Excerpt to read:
Trial Court Opinion, 9/18/2017, at 2-3 (unnecessary capitalization omitted).

We agree with Appellants that the trial court's failure to determine whether the dispute was arbitrable at the preliminary objection stage was an abuse of discretion. "Our decisional law has made clear that the issue of whether a party agreed to arbitrate a dispute is a threshold, jurisdictional question that must be decided by the court." Pisano v. Extendicare Homes, Inc. , 77 A.3d 651, 654 (Pa. Super. 2013) (internal citations omitted). When presented with a petition to compel arbitration, the trial court must determine whether an agreement to arbitrate the controversy exists. Smith v. Cumberland Grp., Ltd. , 455 Pa.Super. 276, 687 A.2d 1167, 1171 (1997). "If a valid arbitration *183agreement exists between the parties and appellants' claim is within the scope of the agreement, the controversy must be submitted to arbitration."13 Id.

Moreover, Pa.R.Civ.P. 1028(c)(2) states that the trial court "shall determine promptly all preliminary objections. If an issue of fact is raised, the court shall consider evidence by depositions or otherwise." Pa.R.C.P. 1028(c)(2) (emphasis added). Furthermore, preliminary objections in the nature of a petition to compel arbitration filed pursuant to Pa.R.C.P. 1028(a)(6) cannot be determined from facts of record. See id. , Note ("Preliminary objections raising an issue under subdivision (a)(1), (5), (6), (7) or (8) cannot be determined from facts of record. In such a case, the preliminary objections must be endorsed with a notice to plead or no response will be required under Rule 1029(d)."). "In other words, a dispute [raising an issue under Rule 1028(a)(1), (5), (6), (7) or (8) ] cannot be resolved by reference to facts pled in the complaint. Additional evidence is required." Trexler v. McDonald's Corp. , 118 A.3d 408, 412 (Pa. Super. 2015) (stating that the trial court properly permitted the parties to conduct discovery after receiving preliminary objections and an answer thereto raising a question of fact).

Data for review:
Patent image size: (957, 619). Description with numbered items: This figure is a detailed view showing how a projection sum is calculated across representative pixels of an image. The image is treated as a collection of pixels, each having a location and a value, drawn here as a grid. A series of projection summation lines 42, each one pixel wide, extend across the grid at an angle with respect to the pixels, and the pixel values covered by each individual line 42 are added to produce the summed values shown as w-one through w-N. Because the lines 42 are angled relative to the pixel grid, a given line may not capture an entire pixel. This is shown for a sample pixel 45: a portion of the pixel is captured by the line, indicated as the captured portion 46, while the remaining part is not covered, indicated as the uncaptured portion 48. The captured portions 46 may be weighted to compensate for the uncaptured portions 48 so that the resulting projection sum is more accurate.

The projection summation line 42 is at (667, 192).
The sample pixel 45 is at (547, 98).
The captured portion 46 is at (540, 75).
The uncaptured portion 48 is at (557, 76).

Problem 1:
In the court opinion excerpt on arbitration, what does Pa.R.C.P. 1028(c)(2) require the court to do if an issue of fact is raised?
Problem 2:
Write what comes next in the court opinion excerpt on arbitration, starting right after its last sentence.
The records come from a different source than the opinion excerpt.

Exercise output 1:
The court must consider evidence by depositions or otherwise.

Exercise output 2:
In their preliminary objections, Appellants contended that a valid agreement to arbitrate exists, and attached a copy of the agreement along with the Power of Attorney they claim established Davis's authority to bind Decedent. After receiving Appellants' preliminary objections, each set of which was endorsed with a notice to plead, Davis responded by denying that a valid enforceable agreement to arbitrate existed. Davis's Responses, 1/17/2017, at 2-3. Davis based her denials upon various state law contract defenses, including unconscionability. Pursuant to the aforementioned law, the trial court was required to determine, at the time it ruled upon Appellants' preliminary objections, whether the parties had a valid agreement to arbitrate. Moreover, had the trial court required additional facts to make such a determination, it should have considered "evidence by deposition or otherwise." Pa.R.C.P. 1028(c)(2). Because the trial court erred in failing to determine at the outset whether a valid agreement to arbitrate exists, questions of law and fact remain outstanding and unaddressed by the trial court. Accordingly, we vacate the trial court's orders and remand this matter for the trial court to consider Appellants' preliminary objections consistent with Pa.R.C.P. 1028(c)(2), and to determine whether a valid agreement to arbitrate exists between the parties.

Orders vacated. Case remanded for proceedings consistent with this opinion. Jurisdiction relinquished.